> **WHAT IS EXPECTED**
Copy out every line in the entries below that includes "text".

> **RECORDS FOR PROCESSING**
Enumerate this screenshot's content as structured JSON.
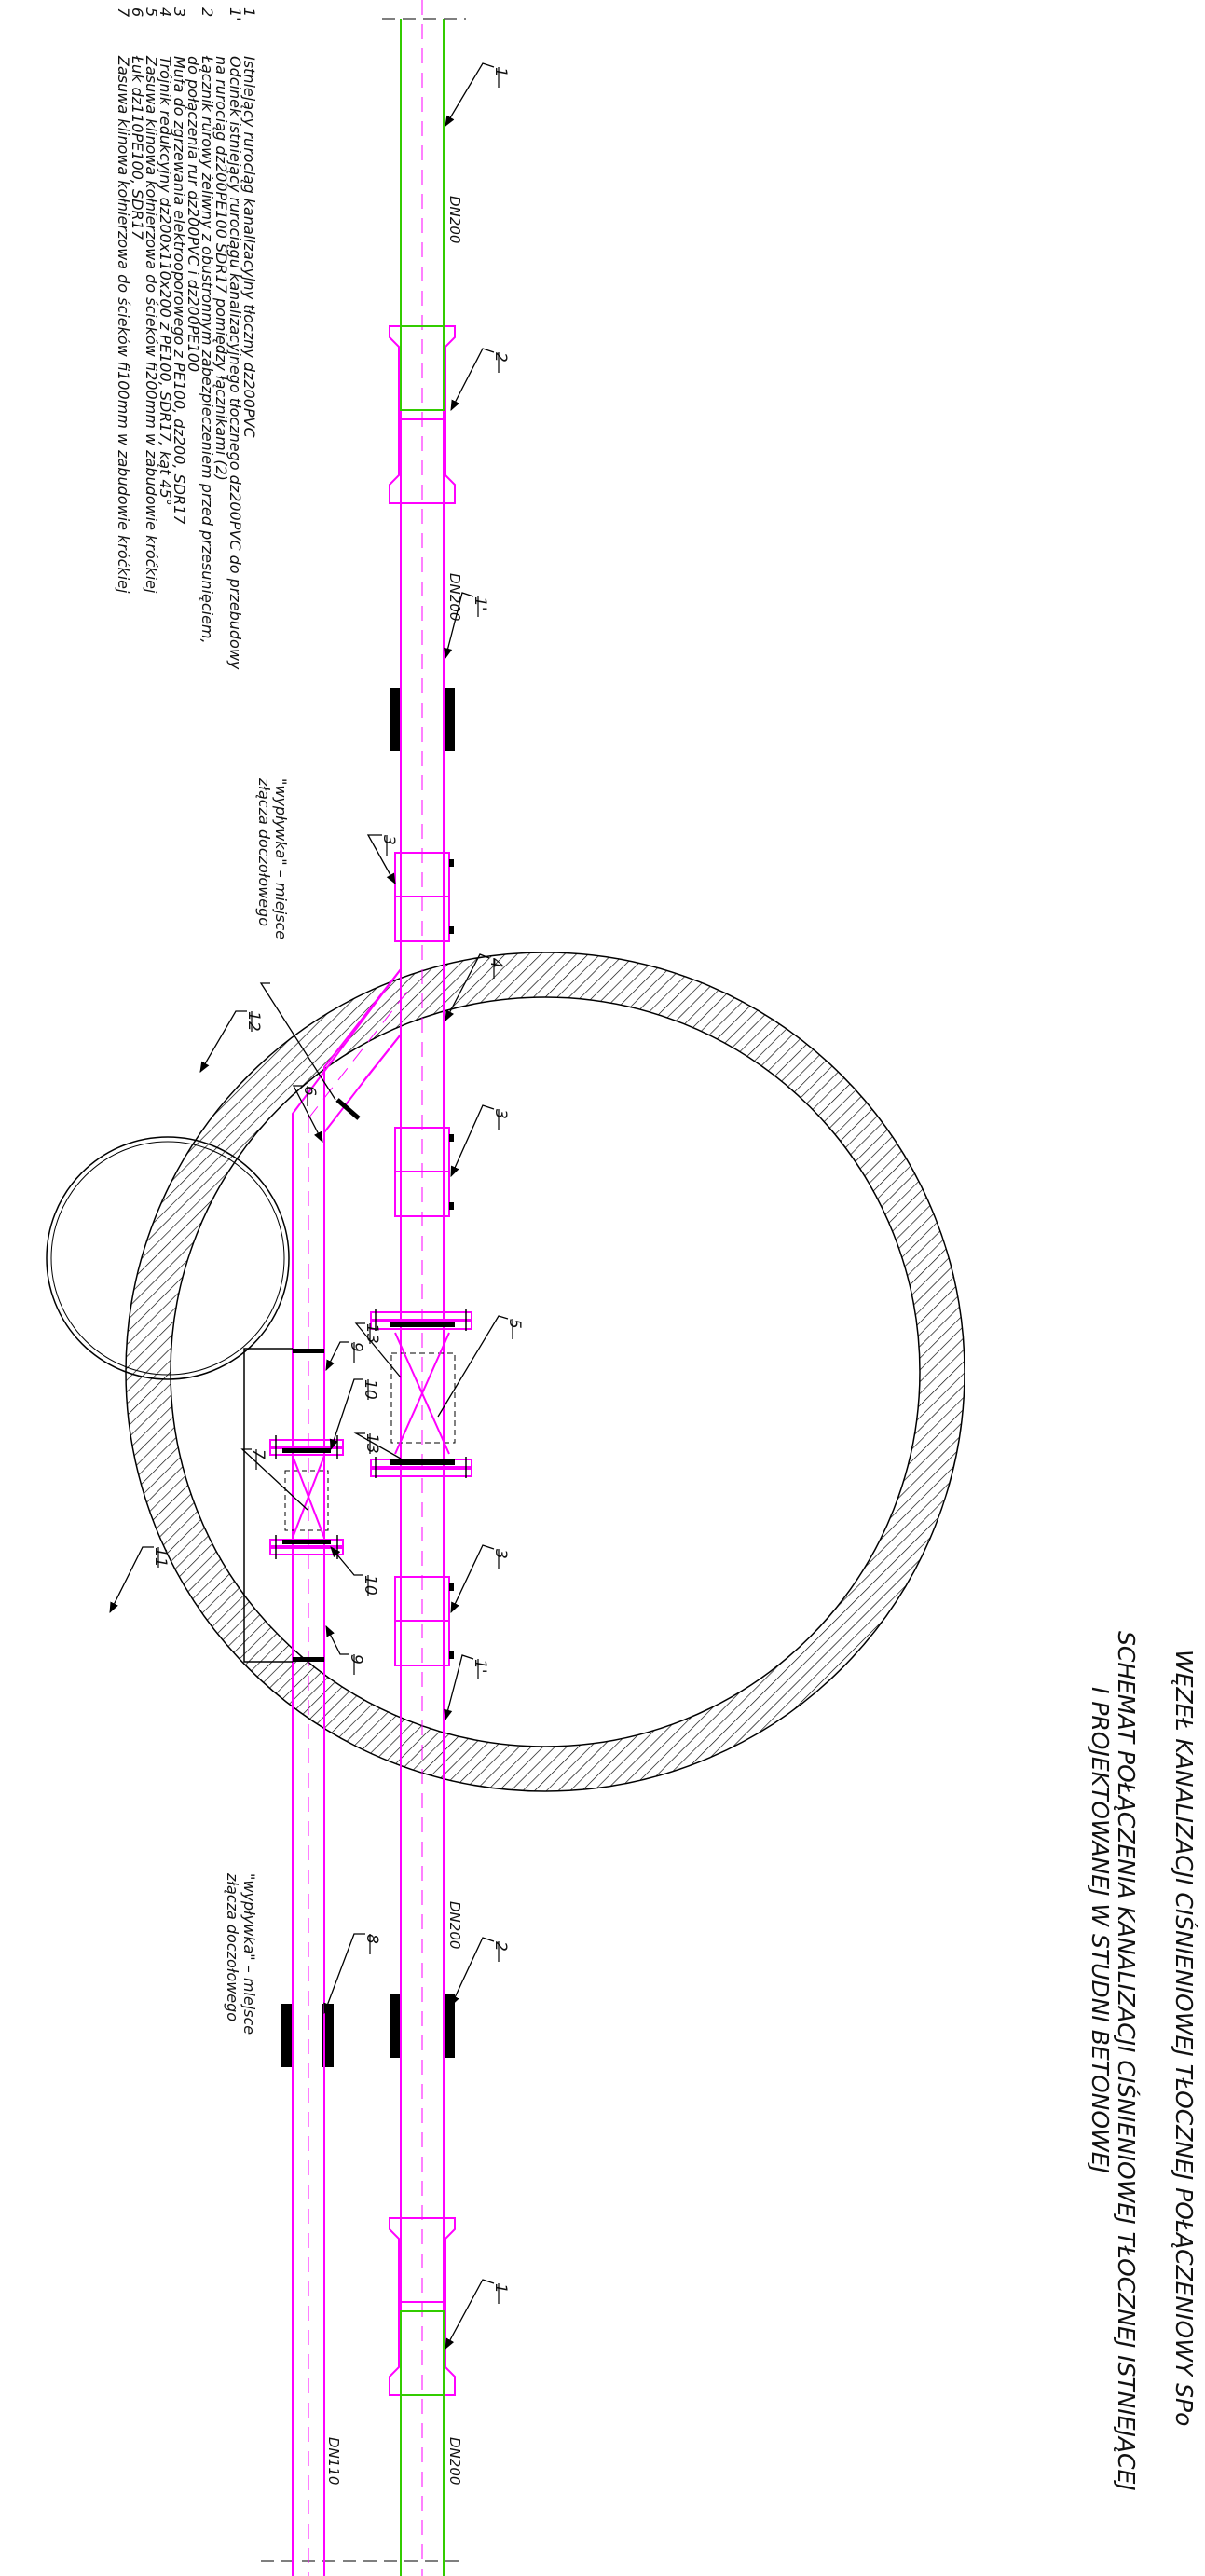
{
  "title": {
    "line1": "WĘZEŁ KANALIZACJI CIŚNIENIOWEJ TŁOCZNEJ POŁĄCZENIOWY SPo",
    "line2": "SCHEMAT POŁĄCZENIA KANALIZACJI CIŚNIENIOWEJ TŁOCZNEJ ISTNIEJĄCEJ",
    "line3": "I PROJEKTOWANEJ W STUDNI BETONOWEJ"
  },
  "legend": [
    {
      "num": "1",
      "text": "Istniejący rurociąg kanalizacyjny tłoczny dz200PVC"
    },
    {
      "num": "1'",
      "text": "Odcinek istniejący rurociągu kanalizacyjnego tłocznego dz200PVC do przebudowy"
    },
    {
      "num": "",
      "text": "na rurociąg dz200PE100 SDR17 pomiędzy łącznikami (2)"
    },
    {
      "num": "2",
      "text": "Łącznik rurowy żeliwny z obustronnym zabezpieczeniem przed przesunięciem,"
    },
    {
      "num": "",
      "text": "do połączenia rur dz200PVC i dz200PE100"
    },
    {
      "num": "3",
      "text": "Mufa do zgrzewania elektrooporowego z PE100, dz200, SDR17"
    },
    {
      "num": "4",
      "text": "Trójnik redukcyjny dz200x110x200 z PE100, SDR17, kąt 45°"
    },
    {
      "num": "5",
      "text": "Zasuwa klinowa kołnierzowa do ścieków fi200mm w zabudowie króćkiej"
    },
    {
      "num": "6",
      "text": "Łuk dz110PE100, SDR17"
    },
    {
      "num": "7",
      "text": "Zasuwa klinowa kołnierzowa do ścieków fi100mm w zabudowie króćkiej"
    }
  ],
  "pipe_labels": {
    "dn200_a": "DN200",
    "dn200_b": "DN200",
    "dn200_c": "DN200",
    "dn200_d": "DN200",
    "dn110": "DN110"
  },
  "annotations": {
    "weld1_a": "\"wypływka\" – miejsce",
    "weld1_b": "złącza doczołowego",
    "weld2_a": "\"wypływka\" – miejsce",
    "weld2_b": "złącza doczołowego"
  },
  "markers": {
    "m1_top": "1",
    "m2_top": "2",
    "m1p_top": "1'",
    "m3_a": "3",
    "m4": "4",
    "m3_b": "3",
    "m5": "5",
    "m13_a": "13",
    "m13_b": "13",
    "m12": "12",
    "m6": "6",
    "m9_a": "9",
    "m10_a": "10",
    "m7": "7",
    "m10_b": "10",
    "m9_b": "9",
    "m11": "11",
    "m3_c": "3",
    "m1p_bot": "1'",
    "m2_bot": "2",
    "m8": "8",
    "m1_bot": "1"
  },
  "colors": {
    "pipe_new": "#ff00ff",
    "pipe_existing": "#33cc00",
    "wall_hatch": "#000000"
  }
}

> **OUTPUT OF THE EXERCISE**
      "text": "Istniejący rurociąg kanalizacyjny tłoczny dz200PVC"
      "text": "Odcinek istniejący rurociągu kanalizacyjnego tłocznego dz200PVC do przebudowy"
      "text": "na rurociąg dz200PE100 SDR17 pomiędzy łącznikami (2)"
      "text": "Łącznik rurowy żeliwny z obustronnym zabezpieczeniem przed przesunięciem,"
      "text": "do połączenia rur dz200PVC i dz200PE100"
      "text": "Mufa do zgrzewania elektrooporowego z PE100, dz200, SDR17"
      "text": "Trójnik redukcyjny dz200x110x200 z PE100, SDR17, kąt 45°"
      "text": "Zasuwa klinowa kołnierzowa do ścieków fi200mm w zabudowie króćkiej"
      "text": "Łuk dz110PE100, SDR17"
      "text": "Zasuwa klinowa kołnierzowa do ścieków fi100mm w zabudowie króćkiej"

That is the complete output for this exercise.